## YOUR TASK
Write the data out again in full, with no departure from the original.
***
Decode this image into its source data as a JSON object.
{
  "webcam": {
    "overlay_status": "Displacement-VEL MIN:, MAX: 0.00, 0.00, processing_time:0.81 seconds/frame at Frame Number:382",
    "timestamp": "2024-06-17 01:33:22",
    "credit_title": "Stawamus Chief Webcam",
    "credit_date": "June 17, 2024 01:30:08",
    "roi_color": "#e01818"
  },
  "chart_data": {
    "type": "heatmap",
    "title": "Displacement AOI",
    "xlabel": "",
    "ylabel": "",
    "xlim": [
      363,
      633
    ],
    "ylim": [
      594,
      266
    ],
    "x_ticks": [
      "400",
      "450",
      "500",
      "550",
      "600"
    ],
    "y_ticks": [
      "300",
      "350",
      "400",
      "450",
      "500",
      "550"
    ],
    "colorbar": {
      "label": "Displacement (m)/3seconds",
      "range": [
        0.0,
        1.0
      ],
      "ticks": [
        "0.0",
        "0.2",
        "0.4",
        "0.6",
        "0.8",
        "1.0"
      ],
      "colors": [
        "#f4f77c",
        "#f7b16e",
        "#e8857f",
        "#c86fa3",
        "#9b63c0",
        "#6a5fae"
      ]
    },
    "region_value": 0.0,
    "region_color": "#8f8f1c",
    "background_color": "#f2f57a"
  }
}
***
## FINAL RESULT
Decode this image into its source data as a JSON object.
{
  "webcam": {
    "overlay_status": "Displacement-VEL MIN:, MAX: 0.00, 0.00, processing_time:0.81 seconds/frame at Frame Number:382",
    "timestamp": "2024-06-17 01:33:22",
    "credit_title": "Stawamus Chief Webcam",
    "credit_date": "June 17, 2024 01:30:08",
    "roi_color": "#e01818"
  },
  "chart_data": {
    "type": "heatmap",
    "title": "Displacement AOI",
    "xlabel": "",
    "ylabel": "",
    "xlim": [
      363,
      633
    ],
    "ylim": [
      594,
      266
    ],
    "x_ticks": [
      "400",
      "450",
      "500",
      "550",
      "600"
    ],
    "y_ticks": [
      "300",
      "350",
      "400",
      "450",
      "500",
      "550"
    ],
    "colorbar": {
      "label": "Displacement (m)/3seconds",
      "range": [
        0.0,
        1.0
      ],
      "ticks": [
        "0.0",
        "0.2",
        "0.4",
        "0.6",
        "0.8",
        "1.0"
      ],
      "colors": [
        "#f4f77c",
        "#f7b16e",
        "#e8857f",
        "#c86fa3",
        "#9b63c0",
        "#6a5fae"
      ]
    },
    "region_value": 0.0,
    "region_color": "#8f8f1c",
    "background_color": "#f2f57a"
  }
}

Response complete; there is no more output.